▶ **Stated task**: Retype the material word for word.

********

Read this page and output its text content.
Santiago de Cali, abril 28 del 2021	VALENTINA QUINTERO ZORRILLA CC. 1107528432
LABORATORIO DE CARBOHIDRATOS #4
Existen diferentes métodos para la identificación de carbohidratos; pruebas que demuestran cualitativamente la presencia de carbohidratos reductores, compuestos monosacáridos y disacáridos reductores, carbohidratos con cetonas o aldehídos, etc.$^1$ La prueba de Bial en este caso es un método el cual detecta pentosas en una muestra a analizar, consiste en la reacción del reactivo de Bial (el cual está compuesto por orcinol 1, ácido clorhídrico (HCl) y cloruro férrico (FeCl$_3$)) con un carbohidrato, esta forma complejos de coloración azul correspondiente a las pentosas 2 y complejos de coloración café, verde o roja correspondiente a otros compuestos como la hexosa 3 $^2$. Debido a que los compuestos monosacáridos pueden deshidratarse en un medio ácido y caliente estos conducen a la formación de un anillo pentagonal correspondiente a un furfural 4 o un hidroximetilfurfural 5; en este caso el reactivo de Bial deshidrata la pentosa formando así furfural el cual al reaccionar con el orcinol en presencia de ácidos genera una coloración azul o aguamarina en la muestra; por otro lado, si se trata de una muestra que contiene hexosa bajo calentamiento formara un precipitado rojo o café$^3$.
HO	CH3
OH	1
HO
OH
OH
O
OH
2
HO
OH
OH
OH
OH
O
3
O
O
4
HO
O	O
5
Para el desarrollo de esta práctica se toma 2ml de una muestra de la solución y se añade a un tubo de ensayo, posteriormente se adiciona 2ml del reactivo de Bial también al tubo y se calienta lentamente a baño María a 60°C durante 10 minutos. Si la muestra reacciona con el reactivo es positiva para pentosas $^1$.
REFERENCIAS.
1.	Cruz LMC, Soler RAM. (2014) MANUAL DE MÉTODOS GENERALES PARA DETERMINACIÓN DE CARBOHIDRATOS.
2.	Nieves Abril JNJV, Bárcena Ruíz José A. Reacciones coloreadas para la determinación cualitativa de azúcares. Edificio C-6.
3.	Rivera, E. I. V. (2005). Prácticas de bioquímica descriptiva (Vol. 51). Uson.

********

▶ **The output**:
Read this page and output its text content.
Santiago de Cali, abril 28 del 2021	VALENTINA QUINTERO ZORRILLA CC. 1107528432
LABORATORIO DE CARBOHIDRATOS #4
Existen diferentes métodos para la identificación de carbohidratos; pruebas que demuestran cualitativamente la presencia de carbohidratos reductores, compuestos monosacáridos y disacáridos reductores, carbohidratos con cetonas o aldehídos, etc.$^1$ La prueba de Bial en este caso es un método el cual detecta pentosas en una muestra a analizar, consiste en la reacción del reactivo de Bial (el cual está compuesto por orcinol 1, ácido clorhídrico (HCl) y cloruro férrico (FeCl$_3$)) con un carbohidrato, esta forma complejos de coloración azul correspondiente a las pentosas 2 y complejos de coloración café, verde o roja correspondiente a otros compuestos como la hexosa 3 $^2$. Debido a que los compuestos monosacáridos pueden deshidratarse en un medio ácido y caliente estos conducen a la formación de un anillo pentagonal correspondiente a un furfural 4 o un hidroximetilfurfural 5; en este caso el reactivo de Bial deshidrata la pentosa formando así furfural el cual al reaccionar con el orcinol en presencia de ácidos genera una coloración azul o aguamarina en la muestra; por otro lado, si se trata de una muestra que contiene hexosa bajo calentamiento formara un precipitado rojo o café$^3$.
HO	CH3
OH	1
HO
OH
OH
O
OH
2
HO
OH
OH
OH
OH
O
3
O
O
4
HO
O	O
5
Para el desarrollo de esta práctica se toma 2ml de una muestra de la solución y se añade a un tubo de ensayo, posteriormente se adiciona 2ml del reactivo de Bial también al tubo y se calienta lentamente a baño María a 60°C durante 10 minutos. Si la muestra reacciona con el reactivo es positiva para pentosas $^1$.
REFERENCIAS.
1.	Cruz LMC, Soler RAM. (2014) MANUAL DE MÉTODOS GENERALES PARA DETERMINACIÓN DE CARBOHIDRATOS.
2.	Nieves Abril JNJV, Bárcena Ruíz José A. Reacciones coloreadas para la determinación cualitativa de azúcares. Edificio C-6.
3.	Rivera, E. I. V. (2005). Prácticas de bioquímica descriptiva (Vol. 51). Uson.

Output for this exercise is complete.